Data entries:
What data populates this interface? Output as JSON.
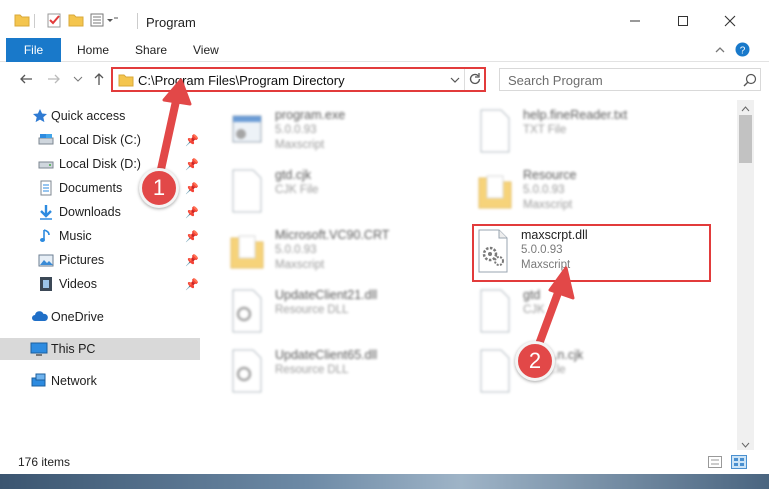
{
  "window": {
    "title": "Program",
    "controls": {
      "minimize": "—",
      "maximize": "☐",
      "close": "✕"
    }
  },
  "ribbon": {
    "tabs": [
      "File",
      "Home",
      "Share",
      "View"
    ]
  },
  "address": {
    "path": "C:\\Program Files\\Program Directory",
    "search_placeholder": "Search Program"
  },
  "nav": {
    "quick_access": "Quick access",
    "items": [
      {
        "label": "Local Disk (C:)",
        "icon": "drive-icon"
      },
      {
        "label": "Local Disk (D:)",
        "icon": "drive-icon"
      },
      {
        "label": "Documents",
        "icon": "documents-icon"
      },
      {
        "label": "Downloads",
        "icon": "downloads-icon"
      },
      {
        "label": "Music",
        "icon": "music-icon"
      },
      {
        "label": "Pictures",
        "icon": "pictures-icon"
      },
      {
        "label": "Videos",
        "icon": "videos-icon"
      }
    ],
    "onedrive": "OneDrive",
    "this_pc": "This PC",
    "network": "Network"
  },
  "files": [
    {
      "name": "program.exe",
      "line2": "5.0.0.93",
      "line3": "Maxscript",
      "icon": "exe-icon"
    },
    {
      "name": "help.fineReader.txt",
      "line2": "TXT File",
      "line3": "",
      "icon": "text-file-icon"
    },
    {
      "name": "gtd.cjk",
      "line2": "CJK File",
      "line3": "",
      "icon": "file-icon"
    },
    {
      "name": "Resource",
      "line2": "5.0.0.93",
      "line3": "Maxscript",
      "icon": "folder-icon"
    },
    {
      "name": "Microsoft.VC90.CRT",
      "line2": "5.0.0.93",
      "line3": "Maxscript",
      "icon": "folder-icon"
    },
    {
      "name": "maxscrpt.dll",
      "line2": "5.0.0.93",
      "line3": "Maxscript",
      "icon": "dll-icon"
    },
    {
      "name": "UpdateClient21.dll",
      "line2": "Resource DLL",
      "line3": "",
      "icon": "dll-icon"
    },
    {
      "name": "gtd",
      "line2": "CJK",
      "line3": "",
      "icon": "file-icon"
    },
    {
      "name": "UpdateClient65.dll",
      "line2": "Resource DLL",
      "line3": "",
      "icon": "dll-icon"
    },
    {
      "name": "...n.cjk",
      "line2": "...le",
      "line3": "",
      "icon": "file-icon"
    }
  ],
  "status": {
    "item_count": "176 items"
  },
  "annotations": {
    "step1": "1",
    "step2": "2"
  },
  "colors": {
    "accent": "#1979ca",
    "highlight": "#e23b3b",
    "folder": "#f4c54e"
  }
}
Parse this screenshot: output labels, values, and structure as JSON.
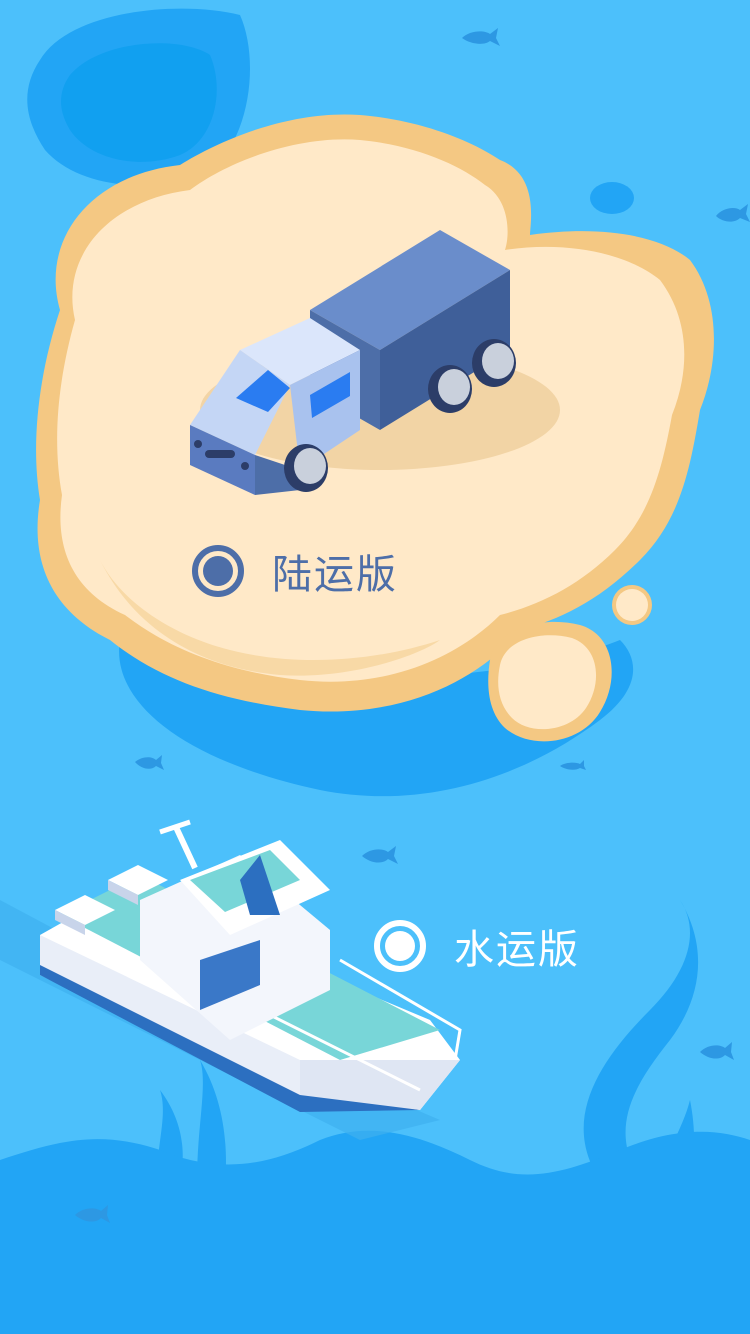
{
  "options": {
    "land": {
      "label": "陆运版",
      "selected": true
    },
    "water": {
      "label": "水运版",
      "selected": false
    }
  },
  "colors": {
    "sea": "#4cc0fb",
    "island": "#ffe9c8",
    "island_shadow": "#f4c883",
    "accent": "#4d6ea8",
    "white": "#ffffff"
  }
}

> [EXERCISE]
From the data, list each line in which the string "name" appears.

> [OUTPUT FOR THIS EXERCISE]
      "name": "program.exe",
      "name": "help.fineReader.txt",
      "name": "gtd.cjk",
      "name": "Resource",
      "name": "Microsoft.VC90.CRT",
      "name": "maxscrpt.dll",
      "name": "UpdateClient21.dll",
      "name": "gtd",
      "name": "UpdateClient65.dll",
      "name": "...n.cjk",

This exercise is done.